◆ A run of records
=====

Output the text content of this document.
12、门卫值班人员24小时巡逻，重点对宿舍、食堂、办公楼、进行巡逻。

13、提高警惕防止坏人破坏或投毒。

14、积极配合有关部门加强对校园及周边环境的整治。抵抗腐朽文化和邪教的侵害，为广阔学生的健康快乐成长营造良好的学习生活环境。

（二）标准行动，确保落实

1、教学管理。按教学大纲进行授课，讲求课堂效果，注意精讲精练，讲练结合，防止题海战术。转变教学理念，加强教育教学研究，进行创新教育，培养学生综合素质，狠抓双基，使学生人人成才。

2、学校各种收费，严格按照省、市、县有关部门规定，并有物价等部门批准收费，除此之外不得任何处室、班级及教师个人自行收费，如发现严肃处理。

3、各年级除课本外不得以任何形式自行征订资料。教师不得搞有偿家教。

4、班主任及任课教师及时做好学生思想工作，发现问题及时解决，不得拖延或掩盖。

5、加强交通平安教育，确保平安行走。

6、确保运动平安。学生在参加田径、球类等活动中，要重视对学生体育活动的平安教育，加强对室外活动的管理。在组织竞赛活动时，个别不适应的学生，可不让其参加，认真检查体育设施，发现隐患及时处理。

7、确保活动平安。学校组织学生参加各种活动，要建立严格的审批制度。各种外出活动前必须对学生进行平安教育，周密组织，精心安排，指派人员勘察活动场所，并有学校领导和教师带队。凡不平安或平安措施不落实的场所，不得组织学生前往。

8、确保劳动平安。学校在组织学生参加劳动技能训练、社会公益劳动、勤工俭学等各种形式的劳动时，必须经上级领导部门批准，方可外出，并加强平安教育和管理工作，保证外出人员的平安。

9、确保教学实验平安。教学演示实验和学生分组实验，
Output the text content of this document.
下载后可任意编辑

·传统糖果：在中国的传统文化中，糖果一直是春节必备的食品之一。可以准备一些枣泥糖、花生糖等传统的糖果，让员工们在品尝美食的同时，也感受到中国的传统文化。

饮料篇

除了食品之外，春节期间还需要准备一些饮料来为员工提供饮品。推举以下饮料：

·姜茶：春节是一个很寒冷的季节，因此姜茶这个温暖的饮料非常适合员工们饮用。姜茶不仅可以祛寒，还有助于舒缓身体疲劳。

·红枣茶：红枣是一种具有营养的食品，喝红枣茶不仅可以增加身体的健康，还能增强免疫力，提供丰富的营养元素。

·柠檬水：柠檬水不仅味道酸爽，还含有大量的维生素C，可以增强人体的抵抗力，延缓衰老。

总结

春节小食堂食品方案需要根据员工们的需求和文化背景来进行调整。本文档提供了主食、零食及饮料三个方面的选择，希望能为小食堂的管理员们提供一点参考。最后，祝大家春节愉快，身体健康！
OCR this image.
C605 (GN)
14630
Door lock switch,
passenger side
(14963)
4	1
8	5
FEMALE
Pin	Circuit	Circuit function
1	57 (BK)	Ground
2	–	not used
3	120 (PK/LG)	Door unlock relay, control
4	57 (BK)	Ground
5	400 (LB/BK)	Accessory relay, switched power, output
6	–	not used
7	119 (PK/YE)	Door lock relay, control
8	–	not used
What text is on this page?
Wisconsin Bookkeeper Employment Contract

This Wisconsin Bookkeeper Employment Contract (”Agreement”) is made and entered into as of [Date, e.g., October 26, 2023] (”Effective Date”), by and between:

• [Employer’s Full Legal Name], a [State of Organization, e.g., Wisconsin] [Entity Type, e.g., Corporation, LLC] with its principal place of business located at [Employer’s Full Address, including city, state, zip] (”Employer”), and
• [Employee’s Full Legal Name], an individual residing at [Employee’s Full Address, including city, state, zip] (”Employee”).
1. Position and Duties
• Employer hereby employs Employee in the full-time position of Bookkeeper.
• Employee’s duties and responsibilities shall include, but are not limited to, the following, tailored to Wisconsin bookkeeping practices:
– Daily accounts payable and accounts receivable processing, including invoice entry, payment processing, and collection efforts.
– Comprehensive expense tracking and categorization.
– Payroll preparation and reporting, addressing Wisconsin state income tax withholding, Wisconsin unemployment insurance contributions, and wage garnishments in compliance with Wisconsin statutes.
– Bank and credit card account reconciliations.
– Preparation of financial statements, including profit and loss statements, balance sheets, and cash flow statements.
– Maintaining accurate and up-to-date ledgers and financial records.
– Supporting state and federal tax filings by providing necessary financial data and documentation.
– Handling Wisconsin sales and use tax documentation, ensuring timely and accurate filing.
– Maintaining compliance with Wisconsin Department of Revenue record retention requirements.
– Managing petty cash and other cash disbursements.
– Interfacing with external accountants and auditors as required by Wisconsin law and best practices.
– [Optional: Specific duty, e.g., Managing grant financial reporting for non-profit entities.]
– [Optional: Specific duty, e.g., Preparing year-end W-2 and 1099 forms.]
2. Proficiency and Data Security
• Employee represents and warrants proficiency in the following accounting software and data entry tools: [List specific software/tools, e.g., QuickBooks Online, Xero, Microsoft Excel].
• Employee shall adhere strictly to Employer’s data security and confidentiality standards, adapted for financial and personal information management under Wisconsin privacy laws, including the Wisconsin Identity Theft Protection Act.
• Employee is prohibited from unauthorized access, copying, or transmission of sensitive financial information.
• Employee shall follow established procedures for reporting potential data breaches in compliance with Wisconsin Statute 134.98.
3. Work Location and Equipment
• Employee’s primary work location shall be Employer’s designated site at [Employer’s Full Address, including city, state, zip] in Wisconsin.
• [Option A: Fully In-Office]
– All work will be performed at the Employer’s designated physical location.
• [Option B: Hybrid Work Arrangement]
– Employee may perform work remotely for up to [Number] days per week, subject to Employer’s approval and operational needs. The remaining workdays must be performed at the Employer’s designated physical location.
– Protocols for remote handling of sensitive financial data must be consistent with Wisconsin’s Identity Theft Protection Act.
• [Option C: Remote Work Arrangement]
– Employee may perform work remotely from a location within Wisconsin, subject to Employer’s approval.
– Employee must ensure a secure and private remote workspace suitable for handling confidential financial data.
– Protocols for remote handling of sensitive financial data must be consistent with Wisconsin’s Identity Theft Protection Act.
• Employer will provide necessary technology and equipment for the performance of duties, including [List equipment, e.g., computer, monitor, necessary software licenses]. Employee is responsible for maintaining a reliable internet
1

=====

◆ GOAL OF THE EXERCISE
Set down all of the data above, word for word.

◆ EXERCISE ANSWER
Output the text content of this document.
12、门卫值班人员24小时巡逻，重点对宿舍、食堂、办公楼、进行巡逻。

13、提高警惕防止坏人破坏或投毒。

14、积极配合有关部门加强对校园及周边环境的整治。抵抗腐朽文化和邪教的侵害，为广阔学生的健康快乐成长营造良好的学习生活环境。

（二）标准行动，确保落实

1、教学管理。按教学大纲进行授课，讲求课堂效果，注意精讲精练，讲练结合，防止题海战术。转变教学理念，加强教育教学研究，进行创新教育，培养学生综合素质，狠抓双基，使学生人人成才。

2、学校各种收费，严格按照省、市、县有关部门规定，并有物价等部门批准收费，除此之外不得任何处室、班级及教师个人自行收费，如发现严肃处理。

3、各年级除课本外不得以任何形式自行征订资料。教师不得搞有偿家教。

4、班主任及任课教师及时做好学生思想工作，发现问题及时解决，不得拖延或掩盖。

5、加强交通平安教育，确保平安行走。

6、确保运动平安。学生在参加田径、球类等活动中，要重视对学生体育活动的平安教育，加强对室外活动的管理。在组织竞赛活动时，个别不适应的学生，可不让其参加，认真检查体育设施，发现隐患及时处理。

7、确保活动平安。学校组织学生参加各种活动，要建立严格的审批制度。各种外出活动前必须对学生进行平安教育，周密组织，精心安排，指派人员勘察活动场所，并有学校领导和教师带队。凡不平安或平安措施不落实的场所，不得组织学生前往。

8、确保劳动平安。学校在组织学生参加劳动技能训练、社会公益劳动、勤工俭学等各种形式的劳动时，必须经上级领导部门批准，方可外出，并加强平安教育和管理工作，保证外出人员的平安。

9、确保教学实验平安。教学演示实验和学生分组实验，
Output the text content of this document.
下载后可任意编辑

·传统糖果：在中国的传统文化中，糖果一直是春节必备的食品之一。可以准备一些枣泥糖、花生糖等传统的糖果，让员工们在品尝美食的同时，也感受到中国的传统文化。

饮料篇

除了食品之外，春节期间还需要准备一些饮料来为员工提供饮品。推举以下饮料：

·姜茶：春节是一个很寒冷的季节，因此姜茶这个温暖的饮料非常适合员工们饮用。姜茶不仅可以祛寒，还有助于舒缓身体疲劳。

·红枣茶：红枣是一种具有营养的食品，喝红枣茶不仅可以增加身体的健康，还能增强免疫力，提供丰富的营养元素。

·柠檬水：柠檬水不仅味道酸爽，还含有大量的维生素C，可以增强人体的抵抗力，延缓衰老。

总结

春节小食堂食品方案需要根据员工们的需求和文化背景来进行调整。本文档提供了主食、零食及饮料三个方面的选择，希望能为小食堂的管理员们提供一点参考。最后，祝大家春节愉快，身体健康！
OCR this image.
C605 (GN)
14630
Door lock switch,
passenger side
(14963)
4	1
8	5
FEMALE
Pin	Circuit	Circuit function
1	57 (BK)	Ground
2	–	not used
3	120 (PK/LG)	Door unlock relay, control
4	57 (BK)	Ground
5	400 (LB/BK)	Accessory relay, switched power, output
6	–	not used
7	119 (PK/YE)	Door lock relay, control
8	–	not used
What text is on this page?
Wisconsin Bookkeeper Employment Contract

This Wisconsin Bookkeeper Employment Contract (”Agreement”) is made and entered into as of [Date, e.g., October 26, 2023] (”Effective Date”), by and between:

• [Employer’s Full Legal Name], a [State of Organization, e.g., Wisconsin] [Entity Type, e.g., Corporation, LLC] with its principal place of business located at [Employer’s Full Address, including city, state, zip] (”Employer”), and
• [Employee’s Full Legal Name], an individual residing at [Employee’s Full Address, including city, state, zip] (”Employee”).
1. Position and Duties
• Employer hereby employs Employee in the full-time position of Bookkeeper.
• Employee’s duties and responsibilities shall include, but are not limited to, the following, tailored to Wisconsin bookkeeping practices:
– Daily accounts payable and accounts receivable processing, including invoice entry, payment processing, and collection efforts.
– Comprehensive expense tracking and categorization.
– Payroll preparation and reporting, addressing Wisconsin state income tax withholding, Wisconsin unemployment insurance contributions, and wage garnishments in compliance with Wisconsin statutes.
– Bank and credit card account reconciliations.
– Preparation of financial statements, including profit and loss statements, balance sheets, and cash flow statements.
– Maintaining accurate and up-to-date ledgers and financial records.
– Supporting state and federal tax filings by providing necessary financial data and documentation.
– Handling Wisconsin sales and use tax documentation, ensuring timely and accurate filing.
– Maintaining compliance with Wisconsin Department of Revenue record retention requirements.
– Managing petty cash and other cash disbursements.
– Interfacing with external accountants and auditors as required by Wisconsin law and best practices.
– [Optional: Specific duty, e.g., Managing grant financial reporting for non-profit entities.]
– [Optional: Specific duty, e.g., Preparing year-end W-2 and 1099 forms.]
2. Proficiency and Data Security
• Employee represents and warrants proficiency in the following accounting software and data entry tools: [List specific software/tools, e.g., QuickBooks Online, Xero, Microsoft Excel].
• Employee shall adhere strictly to Employer’s data security and confidentiality standards, adapted for financial and personal information management under Wisconsin privacy laws, including the Wisconsin Identity Theft Protection Act.
• Employee is prohibited from unauthorized access, copying, or transmission of sensitive financial information.
• Employee shall follow established procedures for reporting potential data breaches in compliance with Wisconsin Statute 134.98.
3. Work Location and Equipment
• Employee’s primary work location shall be Employer’s designated site at [Employer’s Full Address, including city, state, zip] in Wisconsin.
• [Option A: Fully In-Office]
– All work will be performed at the Employer’s designated physical location.
• [Option B: Hybrid Work Arrangement]
– Employee may perform work remotely for up to [Number] days per week, subject to Employer’s approval and operational needs. The remaining workdays must be performed at the Employer’s designated physical location.
– Protocols for remote handling of sensitive financial data must be consistent with Wisconsin’s Identity Theft Protection Act.
• [Option C: Remote Work Arrangement]
– Employee may perform work remotely from a location within Wisconsin, subject to Employer’s approval.
– Employee must ensure a secure and private remote workspace suitable for handling confidential financial data.
– Protocols for remote handling of sensitive financial data must be consistent with Wisconsin’s Identity Theft Protection Act.
• Employer will provide necessary technology and equipment for the performance of duties, including [List equipment, e.g., computer, monitor, necessary software licenses]. Employee is responsible for maintaining a reliable internet
1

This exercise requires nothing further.